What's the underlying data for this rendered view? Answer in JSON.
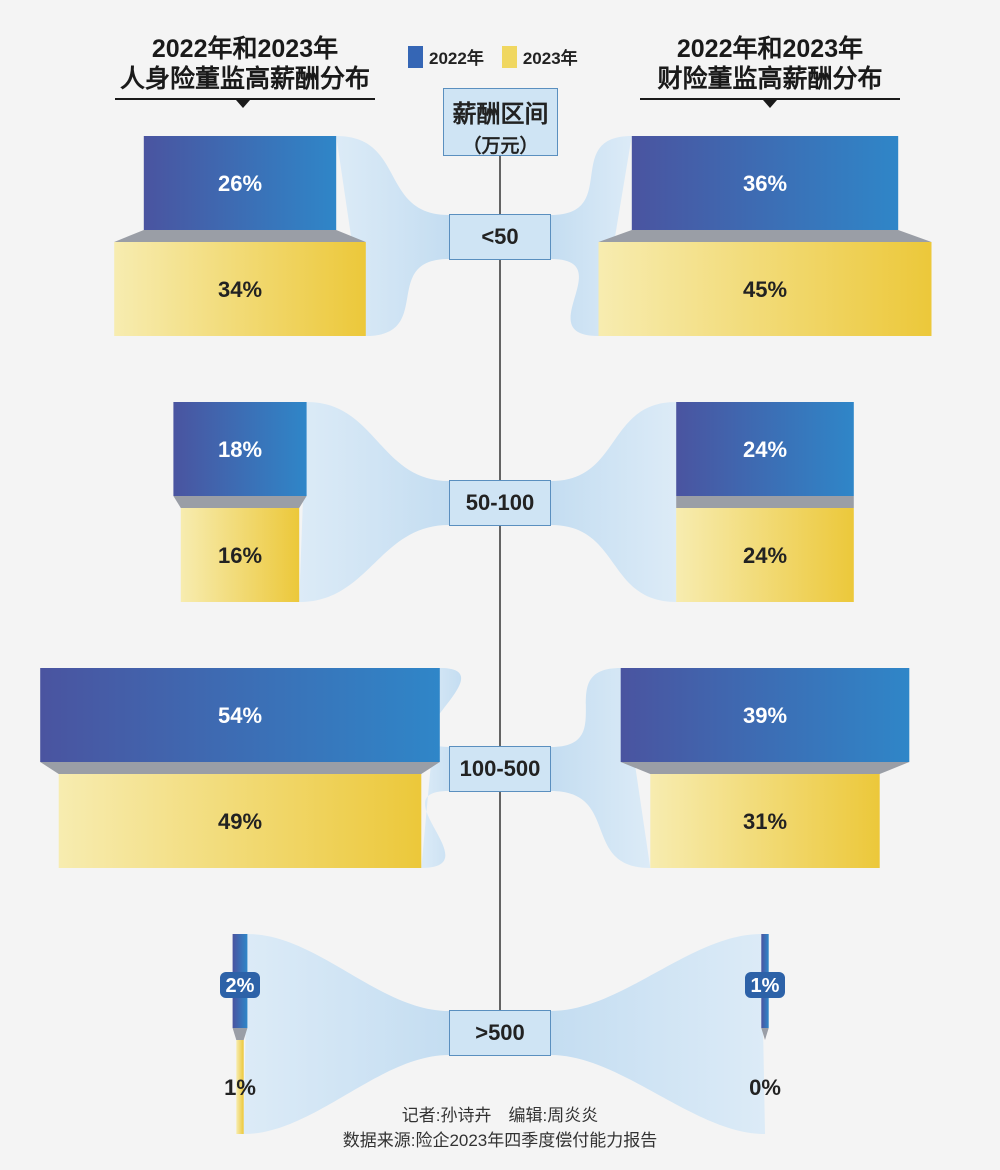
{
  "legend": [
    {
      "label": "2022年",
      "color": "#3566b5"
    },
    {
      "label": "2023年",
      "color": "#f0d760"
    }
  ],
  "titles": {
    "left": {
      "line1": "2022年和2023年",
      "line2": "人身险董监高薪酬分布"
    },
    "right": {
      "line1": "2022年和2023年",
      "line2": "财险董监高薪酬分布"
    }
  },
  "range_header": {
    "line1": "薪酬区间",
    "line2": "（万元）"
  },
  "credits": {
    "line1": "记者:孙诗卉　编辑:周炎炎",
    "line2": "数据来源:险企2023年四季度偿付能力报告"
  },
  "chart_data": [
    {
      "type": "bar",
      "title": "2022年和2023年人身险董监高薪酬分布",
      "categories": [
        "<50",
        "50-100",
        "100-500",
        ">500"
      ],
      "unit": "%",
      "series": [
        {
          "name": "2022年",
          "values": [
            26,
            18,
            54,
            2
          ]
        },
        {
          "name": "2023年",
          "values": [
            34,
            16,
            49,
            1
          ]
        }
      ]
    },
    {
      "type": "bar",
      "title": "2022年和2023年财险董监高薪酬分布",
      "categories": [
        "<50",
        "50-100",
        "100-500",
        ">500"
      ],
      "unit": "%",
      "series": [
        {
          "name": "2022年",
          "values": [
            36,
            24,
            39,
            1
          ]
        },
        {
          "name": "2023年",
          "values": [
            45,
            24,
            31,
            0
          ]
        }
      ]
    }
  ]
}
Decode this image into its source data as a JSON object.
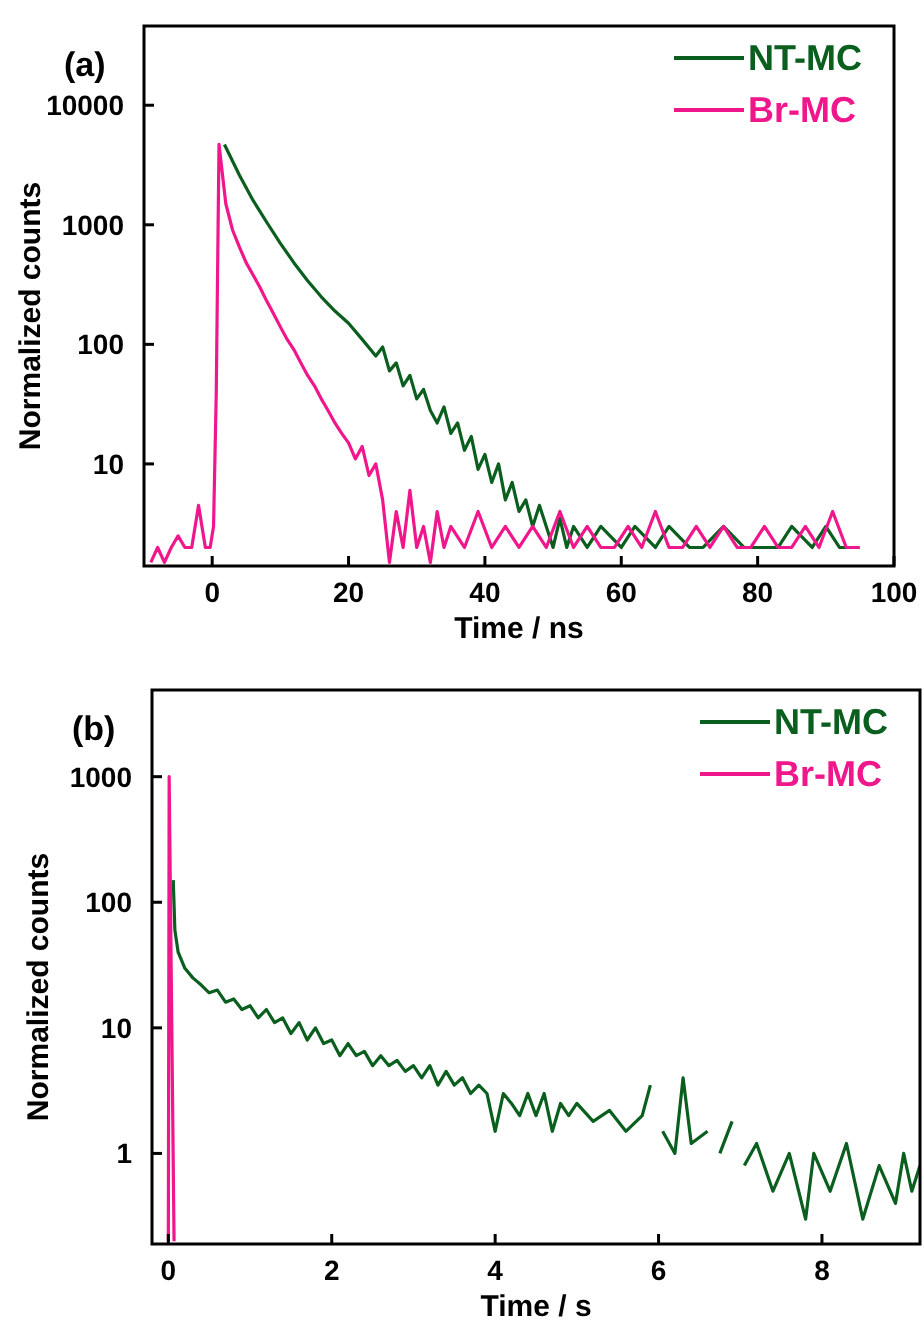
{
  "chart_data": [
    {
      "type": "line",
      "title": "(a)",
      "xlabel": "Time / ns",
      "ylabel": "Normalized counts",
      "log": "y",
      "xlim": [
        -10,
        100
      ],
      "ylim": [
        1.4,
        46000
      ],
      "xticks": [
        0,
        20,
        40,
        60,
        80,
        100
      ],
      "yticks": [
        10,
        100,
        1000,
        10000
      ],
      "legend": "top right",
      "grid": false,
      "marker": "none",
      "line_style": "solid",
      "series": [
        {
          "name": "NT-MC",
          "color": "#0a5e1e",
          "x": [
            1.8,
            4,
            6,
            8,
            10,
            12,
            14,
            16,
            18,
            20,
            22,
            24,
            25,
            26,
            27,
            28,
            29,
            30,
            31,
            32,
            33,
            34,
            35,
            36,
            37,
            38,
            39,
            40,
            41,
            42,
            43,
            44,
            45,
            46,
            47,
            48,
            49,
            50,
            51,
            52,
            53,
            55,
            57,
            60,
            62,
            65,
            67,
            70,
            72,
            75,
            78,
            80,
            83,
            85,
            88,
            90,
            92,
            93
          ],
          "values": [
            4700,
            2600,
            1600,
            1050,
            700,
            480,
            340,
            250,
            190,
            150,
            110,
            80,
            95,
            60,
            70,
            45,
            55,
            35,
            42,
            28,
            22,
            30,
            18,
            22,
            13,
            17,
            9,
            12,
            7,
            10,
            5,
            7,
            4,
            5,
            3,
            4.5,
            3,
            2,
            3.5,
            2,
            3,
            2,
            3,
            2,
            3,
            2,
            3,
            2,
            2,
            3,
            2,
            2,
            2,
            3,
            2,
            3,
            2,
            2
          ]
        },
        {
          "name": "Br-MC",
          "color": "#f0168c",
          "x": [
            -9,
            -8,
            -7,
            -6,
            -5,
            -4,
            -3,
            -2,
            -1,
            -0.3,
            0.2,
            0.6,
            1,
            2,
            3,
            4,
            5,
            6,
            7,
            8,
            9,
            10,
            11,
            12,
            13,
            14,
            15,
            16,
            17,
            18,
            19,
            20,
            21,
            22,
            23,
            24,
            25,
            26,
            27,
            28,
            29,
            30,
            31,
            32,
            33,
            34,
            35,
            37,
            39,
            41,
            43,
            45,
            47,
            49,
            51,
            53,
            55,
            57,
            59,
            61,
            63,
            65,
            67,
            69,
            71,
            73,
            75,
            77,
            79,
            81,
            83,
            85,
            87,
            89,
            91,
            93,
            95
          ],
          "values": [
            1.5,
            2,
            1.5,
            2,
            2.5,
            2,
            2,
            4.5,
            2,
            2,
            3,
            40,
            4700,
            1500,
            900,
            650,
            480,
            380,
            300,
            230,
            180,
            140,
            110,
            90,
            70,
            55,
            45,
            35,
            28,
            22,
            18,
            15,
            11,
            14,
            8,
            10,
            5,
            1.5,
            4,
            2,
            6,
            2,
            3,
            1.5,
            4,
            2,
            3,
            2,
            4,
            2,
            3,
            2,
            3,
            2,
            4,
            2,
            3,
            2,
            2,
            3,
            2,
            4,
            2,
            2,
            3,
            2,
            3,
            2,
            2,
            3,
            2,
            2,
            3,
            2,
            4,
            2,
            2
          ]
        }
      ]
    },
    {
      "type": "line",
      "title": "(b)",
      "xlabel": "Time / s",
      "ylabel": "Normalized counts",
      "log": "y",
      "xlim": [
        -0.2,
        9.2
      ],
      "ylim": [
        0.19,
        4900
      ],
      "xticks": [
        0,
        2,
        4,
        6,
        8
      ],
      "yticks": [
        1,
        10,
        100,
        1000
      ],
      "legend": "top right",
      "grid": false,
      "marker": "none",
      "line_style": "solid",
      "series": [
        {
          "name": "NT-MC",
          "color": "#0a5e1e",
          "x": [
            0.06,
            0.08,
            0.12,
            0.2,
            0.3,
            0.4,
            0.5,
            0.6,
            0.7,
            0.8,
            0.9,
            1.0,
            1.1,
            1.2,
            1.3,
            1.4,
            1.5,
            1.6,
            1.7,
            1.8,
            1.9,
            2.0,
            2.1,
            2.2,
            2.3,
            2.4,
            2.5,
            2.6,
            2.7,
            2.8,
            2.9,
            3.0,
            3.1,
            3.2,
            3.3,
            3.4,
            3.5,
            3.6,
            3.7,
            3.8,
            3.9,
            4.0,
            4.1,
            4.2,
            4.3,
            4.4,
            4.5,
            4.6,
            4.7,
            4.8,
            4.9,
            5.0,
            5.2,
            5.4,
            5.6,
            5.8,
            5.9,
            6.0,
            6.05,
            6.2,
            6.3,
            6.4,
            6.6,
            6.7,
            6.75,
            6.9,
            7.0,
            7.05,
            7.2,
            7.4,
            7.6,
            7.8,
            7.9,
            8.1,
            8.3,
            8.5,
            8.7,
            8.9,
            9.0,
            9.1,
            9.2
          ],
          "values": [
            150,
            60,
            40,
            30,
            25,
            22,
            19,
            20,
            16,
            17,
            14,
            15,
            12,
            14,
            11,
            12,
            9,
            11,
            8,
            10,
            7.5,
            8,
            6,
            7.5,
            6,
            6.5,
            5,
            6,
            5,
            5.5,
            4.5,
            5,
            4,
            5,
            3.5,
            4.5,
            3.5,
            4,
            3,
            3.5,
            3,
            1.5,
            3,
            2.5,
            2,
            3,
            2,
            3,
            1.5,
            2.5,
            2,
            2.5,
            1.8,
            2.2,
            1.5,
            2,
            3.5,
            null,
            1.5,
            1,
            4,
            1.2,
            1.5,
            null,
            1,
            1.8,
            null,
            0.8,
            1.2,
            0.5,
            1,
            0.3,
            1,
            0.5,
            1.2,
            0.3,
            0.8,
            0.4,
            1,
            0.5,
            0.8
          ]
        },
        {
          "name": "Br-MC",
          "color": "#f0168c",
          "x": [
            0,
            0.01,
            0.07
          ],
          "values": [
            0.2,
            1000,
            0.2
          ]
        }
      ]
    }
  ]
}
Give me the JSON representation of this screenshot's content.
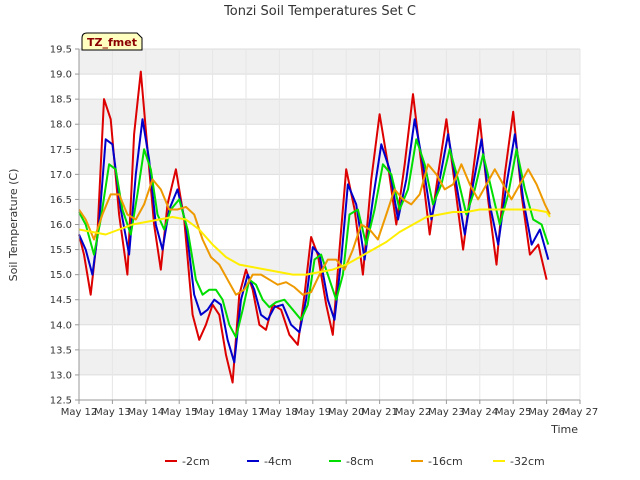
{
  "chart_data": {
    "type": "line",
    "title": "Tonzi Soil Temperatures Set C",
    "xlabel": "Time",
    "ylabel": "Soil Temperature (C)",
    "site_label": "TZ_fmet",
    "xlim": [
      12,
      27
    ],
    "ylim": [
      12.5,
      19.5
    ],
    "x_ticks": [
      12,
      13,
      14,
      15,
      16,
      17,
      18,
      19,
      20,
      21,
      22,
      23,
      24,
      25,
      26,
      27
    ],
    "x_tick_labels": [
      "May 12",
      "May 13",
      "May 14",
      "May 15",
      "May 16",
      "May 17",
      "May 18",
      "May 19",
      "May 20",
      "May 21",
      "May 22",
      "May 23",
      "May 24",
      "May 25",
      "May 26",
      "May 27"
    ],
    "y_ticks": [
      12.5,
      13.0,
      13.5,
      14.0,
      14.5,
      15.0,
      15.5,
      16.0,
      16.5,
      17.0,
      17.5,
      18.0,
      18.5,
      19.0,
      19.5
    ],
    "y_tick_labels": [
      "12.5",
      "13.0",
      "13.5",
      "14.0",
      "14.5",
      "15.0",
      "15.5",
      "16.0",
      "16.5",
      "17.0",
      "17.5",
      "18.0",
      "18.5",
      "19.0",
      "19.5"
    ],
    "grid": true,
    "legend_position": "bottom",
    "series": [
      {
        "name": "-2cm",
        "color": "#dd0000",
        "x": [
          12.0,
          12.15,
          12.35,
          12.55,
          12.75,
          12.95,
          13.2,
          13.45,
          13.65,
          13.85,
          14.05,
          14.25,
          14.45,
          14.65,
          14.9,
          15.15,
          15.4,
          15.6,
          15.8,
          16.0,
          16.2,
          16.4,
          16.6,
          16.8,
          17.0,
          17.2,
          17.4,
          17.6,
          17.8,
          18.05,
          18.3,
          18.55,
          18.75,
          18.95,
          19.15,
          19.4,
          19.6,
          19.8,
          20.0,
          20.25,
          20.5,
          20.75,
          21.0,
          21.25,
          21.5,
          21.75,
          22.0,
          22.25,
          22.5,
          22.75,
          23.0,
          23.25,
          23.5,
          23.75,
          24.0,
          24.25,
          24.5,
          24.75,
          25.0,
          25.25,
          25.5,
          25.75,
          26.0
        ],
        "y": [
          15.8,
          15.4,
          14.6,
          15.8,
          18.5,
          18.1,
          16.2,
          15.0,
          17.8,
          19.05,
          17.5,
          16.0,
          15.1,
          16.4,
          17.1,
          16.1,
          14.2,
          13.7,
          14.0,
          14.4,
          14.2,
          13.4,
          12.85,
          14.6,
          15.1,
          14.7,
          14.0,
          13.9,
          14.4,
          14.3,
          13.8,
          13.6,
          14.6,
          15.75,
          15.4,
          14.4,
          13.8,
          15.5,
          17.1,
          16.3,
          15.0,
          16.9,
          18.2,
          17.2,
          16.0,
          17.2,
          18.6,
          17.2,
          15.8,
          17.0,
          18.1,
          16.8,
          15.5,
          16.8,
          18.1,
          16.5,
          15.2,
          17.0,
          18.25,
          16.6,
          15.4,
          15.6,
          14.9
        ]
      },
      {
        "name": "-4cm",
        "color": "#0000cc",
        "x": [
          12.0,
          12.2,
          12.4,
          12.6,
          12.8,
          13.0,
          13.25,
          13.5,
          13.7,
          13.9,
          14.1,
          14.3,
          14.5,
          14.7,
          14.95,
          15.2,
          15.45,
          15.65,
          15.85,
          16.05,
          16.25,
          16.45,
          16.65,
          16.85,
          17.05,
          17.25,
          17.45,
          17.65,
          17.85,
          18.1,
          18.35,
          18.6,
          18.8,
          19.0,
          19.2,
          19.45,
          19.65,
          19.85,
          20.05,
          20.3,
          20.55,
          20.8,
          21.05,
          21.3,
          21.55,
          21.8,
          22.05,
          22.3,
          22.55,
          22.8,
          23.05,
          23.3,
          23.55,
          23.8,
          24.05,
          24.3,
          24.55,
          24.8,
          25.05,
          25.3,
          25.55,
          25.8,
          26.05
        ],
        "y": [
          15.8,
          15.5,
          15.0,
          16.0,
          17.7,
          17.6,
          16.3,
          15.4,
          17.0,
          18.1,
          17.3,
          16.0,
          15.5,
          16.3,
          16.7,
          16.0,
          14.6,
          14.2,
          14.3,
          14.5,
          14.4,
          13.7,
          13.25,
          14.5,
          15.0,
          14.7,
          14.2,
          14.1,
          14.35,
          14.4,
          14.0,
          13.85,
          14.5,
          15.55,
          15.4,
          14.5,
          14.1,
          15.3,
          16.8,
          16.4,
          15.3,
          16.5,
          17.6,
          17.1,
          16.1,
          16.9,
          18.1,
          17.2,
          16.1,
          16.9,
          17.8,
          16.8,
          15.8,
          16.8,
          17.7,
          16.4,
          15.6,
          16.8,
          17.8,
          16.5,
          15.6,
          15.9,
          15.3
        ]
      },
      {
        "name": "-8cm",
        "color": "#00dd00",
        "x": [
          12.0,
          12.2,
          12.45,
          12.65,
          12.9,
          13.1,
          13.3,
          13.55,
          13.75,
          13.95,
          14.15,
          14.35,
          14.55,
          14.75,
          15.0,
          15.25,
          15.5,
          15.7,
          15.9,
          16.1,
          16.3,
          16.5,
          16.7,
          16.9,
          17.1,
          17.3,
          17.5,
          17.7,
          17.9,
          18.15,
          18.4,
          18.65,
          18.85,
          19.05,
          19.25,
          19.5,
          19.7,
          19.9,
          20.1,
          20.35,
          20.6,
          20.85,
          21.1,
          21.35,
          21.6,
          21.85,
          22.1,
          22.35,
          22.6,
          22.85,
          23.1,
          23.35,
          23.6,
          23.85,
          24.1,
          24.35,
          24.6,
          24.85,
          25.1,
          25.35,
          25.6,
          25.85,
          26.05
        ],
        "y": [
          16.25,
          16.0,
          15.4,
          16.1,
          17.2,
          17.1,
          16.3,
          15.8,
          16.6,
          17.5,
          17.1,
          16.2,
          15.9,
          16.3,
          16.5,
          15.9,
          14.9,
          14.6,
          14.7,
          14.7,
          14.5,
          14.0,
          13.75,
          14.3,
          14.9,
          14.8,
          14.5,
          14.35,
          14.45,
          14.5,
          14.3,
          14.1,
          14.4,
          15.3,
          15.4,
          14.9,
          14.5,
          15.0,
          16.2,
          16.3,
          15.6,
          16.3,
          17.2,
          17.0,
          16.3,
          16.7,
          17.7,
          17.2,
          16.4,
          16.8,
          17.5,
          16.9,
          16.2,
          16.7,
          17.4,
          16.7,
          16.0,
          16.6,
          17.5,
          16.7,
          16.1,
          16.0,
          15.6
        ]
      },
      {
        "name": "-16cm",
        "color": "#ee9900",
        "x": [
          12.0,
          12.2,
          12.45,
          12.7,
          12.95,
          13.2,
          13.45,
          13.7,
          13.95,
          14.2,
          14.45,
          14.7,
          14.95,
          15.2,
          15.45,
          15.7,
          15.95,
          16.2,
          16.45,
          16.7,
          16.95,
          17.2,
          17.45,
          17.7,
          17.95,
          18.2,
          18.45,
          18.7,
          18.95,
          19.2,
          19.45,
          19.7,
          19.95,
          20.2,
          20.45,
          20.7,
          20.95,
          21.2,
          21.45,
          21.7,
          21.95,
          22.2,
          22.45,
          22.7,
          22.95,
          23.2,
          23.45,
          23.7,
          23.95,
          24.2,
          24.45,
          24.7,
          24.95,
          25.2,
          25.45,
          25.7,
          25.95,
          26.1
        ],
        "y": [
          16.3,
          16.1,
          15.7,
          16.2,
          16.6,
          16.6,
          16.2,
          16.1,
          16.4,
          16.9,
          16.7,
          16.3,
          16.3,
          16.35,
          16.2,
          15.7,
          15.35,
          15.2,
          14.9,
          14.6,
          14.7,
          15.0,
          15.0,
          14.9,
          14.8,
          14.85,
          14.75,
          14.6,
          14.65,
          15.0,
          15.3,
          15.3,
          15.1,
          15.5,
          16.0,
          15.9,
          15.7,
          16.2,
          16.7,
          16.5,
          16.4,
          16.6,
          17.2,
          17.0,
          16.7,
          16.8,
          17.2,
          16.8,
          16.5,
          16.8,
          17.1,
          16.8,
          16.5,
          16.8,
          17.1,
          16.8,
          16.4,
          16.2
        ]
      },
      {
        "name": "-32cm",
        "color": "#ffee00",
        "x": [
          12.0,
          12.4,
          12.8,
          13.2,
          13.6,
          14.0,
          14.4,
          14.8,
          15.2,
          15.6,
          16.0,
          16.4,
          16.8,
          17.2,
          17.6,
          18.0,
          18.4,
          18.8,
          19.2,
          19.6,
          20.0,
          20.4,
          20.8,
          21.2,
          21.6,
          22.0,
          22.4,
          22.8,
          23.2,
          23.6,
          24.0,
          24.4,
          24.8,
          25.2,
          25.6,
          26.0,
          26.1
        ],
        "y": [
          15.9,
          15.85,
          15.8,
          15.9,
          16.0,
          16.05,
          16.1,
          16.15,
          16.1,
          15.9,
          15.6,
          15.35,
          15.2,
          15.15,
          15.1,
          15.05,
          15.0,
          15.0,
          15.05,
          15.1,
          15.2,
          15.35,
          15.5,
          15.65,
          15.85,
          16.0,
          16.15,
          16.2,
          16.25,
          16.25,
          16.3,
          16.3,
          16.3,
          16.3,
          16.3,
          16.25,
          16.15
        ]
      }
    ]
  }
}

=======

__What the task asks__
Where a line above includes "JSON", copy that line.

__Response to the exercise__
What's the underlying data for this rendered view? Answer in JSON.
Decode this image into its source data as a JSON object.
Give me the JSON representation of this screenshot's content.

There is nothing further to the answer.